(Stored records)

-- start --

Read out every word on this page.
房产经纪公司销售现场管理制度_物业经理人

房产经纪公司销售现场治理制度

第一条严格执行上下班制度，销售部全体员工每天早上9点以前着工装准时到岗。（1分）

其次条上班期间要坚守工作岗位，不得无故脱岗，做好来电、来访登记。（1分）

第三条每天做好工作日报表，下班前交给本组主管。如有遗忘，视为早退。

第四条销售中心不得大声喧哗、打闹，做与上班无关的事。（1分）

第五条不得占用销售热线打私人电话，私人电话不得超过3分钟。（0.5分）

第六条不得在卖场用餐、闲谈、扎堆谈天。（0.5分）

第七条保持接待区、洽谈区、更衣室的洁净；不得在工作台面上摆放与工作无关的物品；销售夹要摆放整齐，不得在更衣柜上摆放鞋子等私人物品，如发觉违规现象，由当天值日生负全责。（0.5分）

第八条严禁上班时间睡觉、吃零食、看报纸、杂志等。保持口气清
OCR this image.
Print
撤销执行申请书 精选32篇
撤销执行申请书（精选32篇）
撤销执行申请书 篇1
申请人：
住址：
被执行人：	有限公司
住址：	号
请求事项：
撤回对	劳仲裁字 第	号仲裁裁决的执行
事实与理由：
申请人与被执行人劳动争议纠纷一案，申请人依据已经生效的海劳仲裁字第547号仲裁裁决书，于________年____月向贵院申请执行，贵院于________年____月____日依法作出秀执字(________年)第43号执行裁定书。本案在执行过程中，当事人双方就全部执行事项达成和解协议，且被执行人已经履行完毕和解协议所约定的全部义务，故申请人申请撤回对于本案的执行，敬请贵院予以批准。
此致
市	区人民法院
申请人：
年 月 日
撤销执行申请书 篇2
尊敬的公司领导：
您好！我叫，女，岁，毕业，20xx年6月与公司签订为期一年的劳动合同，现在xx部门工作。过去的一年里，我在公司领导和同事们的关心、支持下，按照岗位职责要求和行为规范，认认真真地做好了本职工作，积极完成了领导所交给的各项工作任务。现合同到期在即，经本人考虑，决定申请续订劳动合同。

-- end --

**What needs to be done**: Transcribe the whole listing with nothing added or left out.

**Response to the exercise**:
Read out every word on this page.
房产经纪公司销售现场管理制度_物业经理人

房产经纪公司销售现场治理制度

第一条严格执行上下班制度，销售部全体员工每天早上9点以前着工装准时到岗。（1分）

其次条上班期间要坚守工作岗位，不得无故脱岗，做好来电、来访登记。（1分）

第三条每天做好工作日报表，下班前交给本组主管。如有遗忘，视为早退。

第四条销售中心不得大声喧哗、打闹，做与上班无关的事。（1分）

第五条不得占用销售热线打私人电话，私人电话不得超过3分钟。（0.5分）

第六条不得在卖场用餐、闲谈、扎堆谈天。（0.5分）

第七条保持接待区、洽谈区、更衣室的洁净；不得在工作台面上摆放与工作无关的物品；销售夹要摆放整齐，不得在更衣柜上摆放鞋子等私人物品，如发觉违规现象，由当天值日生负全责。（0.5分）

第八条严禁上班时间睡觉、吃零食、看报纸、杂志等。保持口气清
OCR this image.
Print
撤销执行申请书 精选32篇
撤销执行申请书（精选32篇）
撤销执行申请书 篇1
申请人：
住址：
被执行人：	有限公司
住址：	号
请求事项：
撤回对	劳仲裁字 第	号仲裁裁决的执行
事实与理由：
申请人与被执行人劳动争议纠纷一案，申请人依据已经生效的海劳仲裁字第547号仲裁裁决书，于________年____月向贵院申请执行，贵院于________年____月____日依法作出秀执字(________年)第43号执行裁定书。本案在执行过程中，当事人双方就全部执行事项达成和解协议，且被执行人已经履行完毕和解协议所约定的全部义务，故申请人申请撤回对于本案的执行，敬请贵院予以批准。
此致
市	区人民法院
申请人：
年 月 日
撤销执行申请书 篇2
尊敬的公司领导：
您好！我叫，女，岁，毕业，20xx年6月与公司签订为期一年的劳动合同，现在xx部门工作。过去的一年里，我在公司领导和同事们的关心、支持下，按照岗位职责要求和行为规范，认认真真地做好了本职工作，积极完成了领导所交给的各项工作任务。现合同到期在即，经本人考虑，决定申请续订劳动合同。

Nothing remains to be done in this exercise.